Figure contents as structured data
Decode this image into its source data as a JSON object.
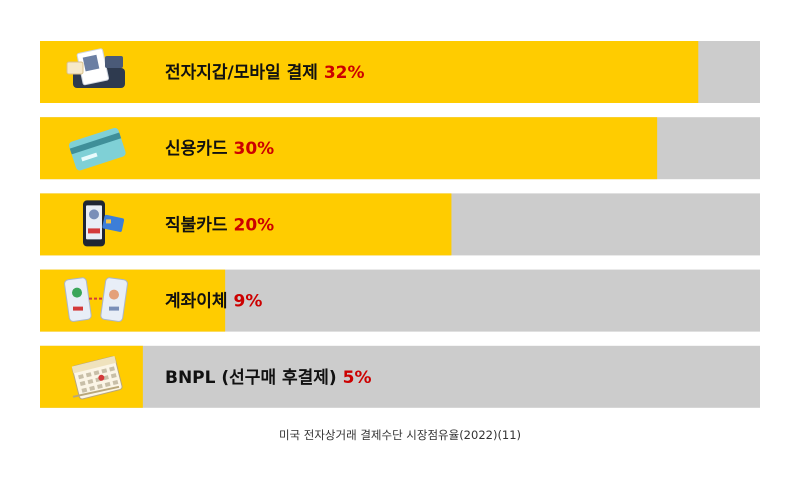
{
  "chart_data": {
    "type": "bar",
    "orientation": "horizontal",
    "categories": [
      "전자지갑/모바일 결제",
      "신용카드",
      "직불카드",
      "계좌이체",
      "BNPL (선구매 후결제)"
    ],
    "values": [
      32,
      30,
      20,
      9,
      5
    ],
    "value_labels": [
      "32%",
      "30%",
      "20%",
      "9%",
      "5%"
    ],
    "icons": [
      "pos-terminal-qr-icon",
      "credit-card-icon",
      "phone-and-card-icon",
      "phone-transfer-icon",
      "calendar-icon"
    ],
    "xlim": [
      0,
      35
    ],
    "grid": false,
    "legend": "none"
  },
  "colors": {
    "bar": "#ffcc00",
    "track": "#cccccc",
    "label": "#111111",
    "value": "#cc0000"
  },
  "caption": "미국 전자상거래 결제수단 시장점유율(2022)(11)"
}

= Set exercise =
Pictures stay out; repeat all the rest of the records exactly.

= Response =
Decode this image into its source data as a JSON object.
{
  "chart_data": {
    "type": "bar",
    "orientation": "horizontal",
    "categories": [
      "전자지갑/모바일 결제",
      "신용카드",
      "직불카드",
      "계좌이체",
      "BNPL (선구매 후결제)"
    ],
    "values": [
      32,
      30,
      20,
      9,
      5
    ],
    "value_labels": [
      "32%",
      "30%",
      "20%",
      "9%",
      "5%"
    ],
    "icons": [
      "pos-terminal-qr-icon",
      "credit-card-icon",
      "phone-and-card-icon",
      "phone-transfer-icon",
      "calendar-icon"
    ],
    "xlim": [
      0,
      35
    ],
    "grid": false,
    "legend": "none"
  },
  "colors": {
    "bar": "#ffcc00",
    "track": "#cccccc",
    "label": "#111111",
    "value": "#cc0000"
  },
  "caption": "미국 전자상거래 결제수단 시장점유율(2022)(11)"
}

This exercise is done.